--- Available data ---
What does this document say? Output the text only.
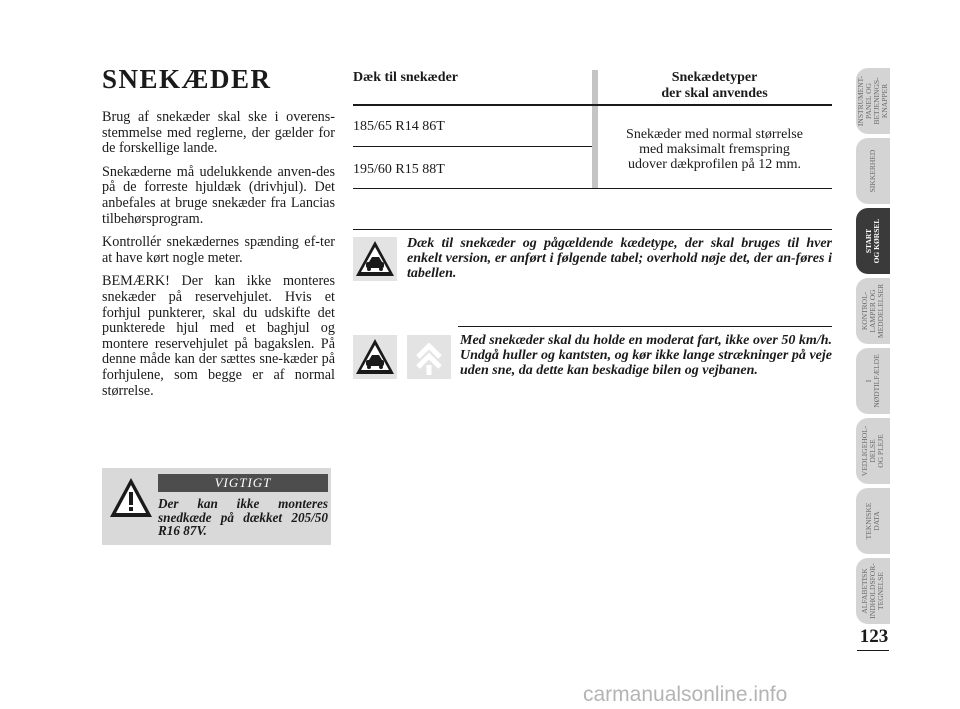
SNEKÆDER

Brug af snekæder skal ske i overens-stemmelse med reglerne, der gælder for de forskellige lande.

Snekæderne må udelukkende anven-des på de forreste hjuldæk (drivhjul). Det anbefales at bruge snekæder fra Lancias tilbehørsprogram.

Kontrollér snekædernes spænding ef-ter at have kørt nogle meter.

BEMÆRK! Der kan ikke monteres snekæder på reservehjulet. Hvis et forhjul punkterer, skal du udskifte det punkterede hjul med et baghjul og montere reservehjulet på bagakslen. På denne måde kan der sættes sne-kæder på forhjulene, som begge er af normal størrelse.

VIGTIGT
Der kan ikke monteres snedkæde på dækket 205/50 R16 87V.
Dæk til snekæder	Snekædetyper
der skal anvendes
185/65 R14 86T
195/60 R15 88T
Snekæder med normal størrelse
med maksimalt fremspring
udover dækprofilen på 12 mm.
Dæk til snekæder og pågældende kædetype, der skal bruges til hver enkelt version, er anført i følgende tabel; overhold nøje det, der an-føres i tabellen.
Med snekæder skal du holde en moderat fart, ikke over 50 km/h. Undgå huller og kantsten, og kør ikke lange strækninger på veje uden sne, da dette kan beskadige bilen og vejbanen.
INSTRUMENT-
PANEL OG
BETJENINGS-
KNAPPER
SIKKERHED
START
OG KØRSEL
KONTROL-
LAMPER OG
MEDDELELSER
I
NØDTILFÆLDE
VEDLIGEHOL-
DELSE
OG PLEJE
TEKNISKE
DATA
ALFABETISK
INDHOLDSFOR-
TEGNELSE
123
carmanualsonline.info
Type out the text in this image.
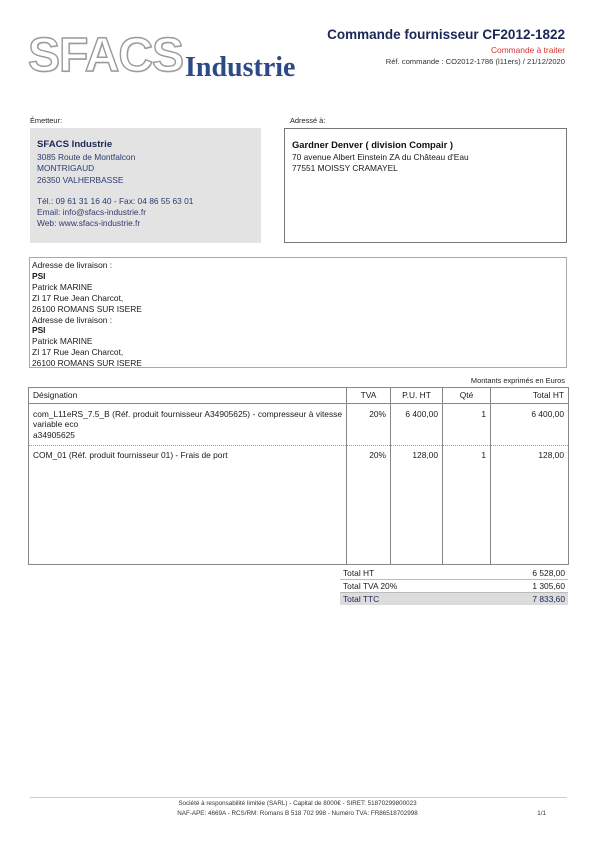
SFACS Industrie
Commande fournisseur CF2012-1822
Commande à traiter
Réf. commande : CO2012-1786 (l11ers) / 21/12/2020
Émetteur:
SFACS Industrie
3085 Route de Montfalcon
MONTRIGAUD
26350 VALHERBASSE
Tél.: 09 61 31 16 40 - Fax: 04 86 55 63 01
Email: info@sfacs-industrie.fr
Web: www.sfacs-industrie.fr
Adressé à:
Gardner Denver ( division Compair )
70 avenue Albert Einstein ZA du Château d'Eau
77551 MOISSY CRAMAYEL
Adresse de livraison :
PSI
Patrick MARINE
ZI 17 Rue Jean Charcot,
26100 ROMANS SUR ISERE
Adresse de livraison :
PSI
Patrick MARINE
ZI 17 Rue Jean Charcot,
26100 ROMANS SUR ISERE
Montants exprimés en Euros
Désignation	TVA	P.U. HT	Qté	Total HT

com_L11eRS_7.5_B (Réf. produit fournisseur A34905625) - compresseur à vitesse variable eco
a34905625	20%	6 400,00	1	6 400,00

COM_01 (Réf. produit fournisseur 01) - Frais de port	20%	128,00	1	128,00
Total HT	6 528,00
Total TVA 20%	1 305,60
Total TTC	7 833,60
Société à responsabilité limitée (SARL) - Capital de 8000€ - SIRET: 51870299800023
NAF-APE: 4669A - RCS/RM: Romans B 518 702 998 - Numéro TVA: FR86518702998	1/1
---
What is expected.
Retype exactly the lines from the one containing "Type out the text in this image." through the last line of the records above, both included, and leave out any pictures.

Completed task.
Type out the text in this image.
SFACS Industrie
Commande fournisseur CF2012-1822
Commande à traiter
Réf. commande : CO2012-1786 (l11ers) / 21/12/2020
Émetteur:
SFACS Industrie
3085 Route de Montfalcon
MONTRIGAUD
26350 VALHERBASSE
Tél.: 09 61 31 16 40 - Fax: 04 86 55 63 01
Email: info@sfacs-industrie.fr
Web: www.sfacs-industrie.fr
Adressé à:
Gardner Denver ( division Compair )
70 avenue Albert Einstein ZA du Château d'Eau
77551 MOISSY CRAMAYEL
Adresse de livraison :
PSI
Patrick MARINE
ZI 17 Rue Jean Charcot,
26100 ROMANS SUR ISERE
Adresse de livraison :
PSI
Patrick MARINE
ZI 17 Rue Jean Charcot,
26100 ROMANS SUR ISERE
Montants exprimés en Euros
Désignation	TVA	P.U. HT	Qté	Total HT

com_L11eRS_7.5_B (Réf. produit fournisseur A34905625) - compresseur à vitesse variable eco
a34905625	20%	6 400,00	1	6 400,00

COM_01 (Réf. produit fournisseur 01) - Frais de port	20%	128,00	1	128,00
Total HT	6 528,00
Total TVA 20%	1 305,60
Total TTC	7 833,60
Société à responsabilité limitée (SARL) - Capital de 8000€ - SIRET: 51870299800023
NAF-APE: 4669A - RCS/RM: Romans B 518 702 998 - Numéro TVA: FR86518702998	1/1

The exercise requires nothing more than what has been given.